● Written request
Copy out the records word for word, from the very first line through the line that contains "- distribution-curve: [124, 179, 560, 857]".

+++++

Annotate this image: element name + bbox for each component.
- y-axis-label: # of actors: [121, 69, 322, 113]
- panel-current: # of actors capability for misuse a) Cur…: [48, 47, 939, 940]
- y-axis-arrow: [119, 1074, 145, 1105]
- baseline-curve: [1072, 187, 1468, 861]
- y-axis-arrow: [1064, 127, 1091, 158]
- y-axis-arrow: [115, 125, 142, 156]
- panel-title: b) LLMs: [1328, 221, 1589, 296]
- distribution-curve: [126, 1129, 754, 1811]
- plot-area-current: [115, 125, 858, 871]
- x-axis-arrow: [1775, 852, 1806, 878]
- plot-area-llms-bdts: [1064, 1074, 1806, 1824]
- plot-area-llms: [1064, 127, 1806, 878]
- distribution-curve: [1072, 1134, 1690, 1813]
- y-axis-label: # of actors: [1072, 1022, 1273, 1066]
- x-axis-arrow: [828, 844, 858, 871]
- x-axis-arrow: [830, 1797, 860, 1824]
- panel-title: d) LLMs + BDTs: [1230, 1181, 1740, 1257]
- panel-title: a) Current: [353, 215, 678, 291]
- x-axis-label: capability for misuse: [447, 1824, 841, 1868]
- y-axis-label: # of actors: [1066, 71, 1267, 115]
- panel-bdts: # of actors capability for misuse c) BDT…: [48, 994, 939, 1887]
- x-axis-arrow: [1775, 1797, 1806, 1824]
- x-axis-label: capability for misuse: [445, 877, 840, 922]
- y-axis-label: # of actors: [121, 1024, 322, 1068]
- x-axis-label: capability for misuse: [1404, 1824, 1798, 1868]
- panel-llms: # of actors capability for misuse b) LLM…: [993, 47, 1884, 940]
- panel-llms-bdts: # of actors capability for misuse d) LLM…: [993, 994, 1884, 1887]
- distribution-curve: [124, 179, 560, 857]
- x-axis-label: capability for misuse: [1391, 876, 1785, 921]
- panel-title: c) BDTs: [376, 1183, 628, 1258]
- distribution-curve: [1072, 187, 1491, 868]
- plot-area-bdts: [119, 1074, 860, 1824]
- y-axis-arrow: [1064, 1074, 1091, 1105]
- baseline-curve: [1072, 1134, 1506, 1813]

+++++

● Written answer
Annotate this image: element name + bbox for each component.
- y-axis-label: # of actors: [121, 69, 322, 113]
- panel-current: # of actors capability for misuse a) Cur…: [48, 47, 939, 940]
- y-axis-arrow: [119, 1074, 145, 1105]
- baseline-curve: [1072, 187, 1468, 861]
- y-axis-arrow: [1064, 127, 1091, 158]
- y-axis-arrow: [115, 125, 142, 156]
- panel-title: b) LLMs: [1328, 221, 1589, 296]
- distribution-curve: [126, 1129, 754, 1811]
- plot-area-current: [115, 125, 858, 871]
- x-axis-arrow: [1775, 852, 1806, 878]
- plot-area-llms-bdts: [1064, 1074, 1806, 1824]
- plot-area-llms: [1064, 127, 1806, 878]
- distribution-curve: [1072, 1134, 1690, 1813]
- y-axis-label: # of actors: [1072, 1022, 1273, 1066]
- x-axis-arrow: [828, 844, 858, 871]
- x-axis-arrow: [830, 1797, 860, 1824]
- panel-title: d) LLMs + BDTs: [1230, 1181, 1740, 1257]
- panel-title: a) Current: [353, 215, 678, 291]
- x-axis-label: capability for misuse: [447, 1824, 841, 1868]
- y-axis-label: # of actors: [1066, 71, 1267, 115]
- panel-bdts: # of actors capability for misuse c) BDT…: [48, 994, 939, 1887]
- x-axis-arrow: [1775, 1797, 1806, 1824]
- x-axis-label: capability for misuse: [445, 877, 840, 922]
- y-axis-label: # of actors: [121, 1024, 322, 1068]
- x-axis-label: capability for misuse: [1404, 1824, 1798, 1868]
- panel-llms: # of actors capability for misuse b) LLM…: [993, 47, 1884, 940]
- panel-llms-bdts: # of actors capability for misuse d) LLM…: [993, 994, 1884, 1887]
- distribution-curve: [124, 179, 560, 857]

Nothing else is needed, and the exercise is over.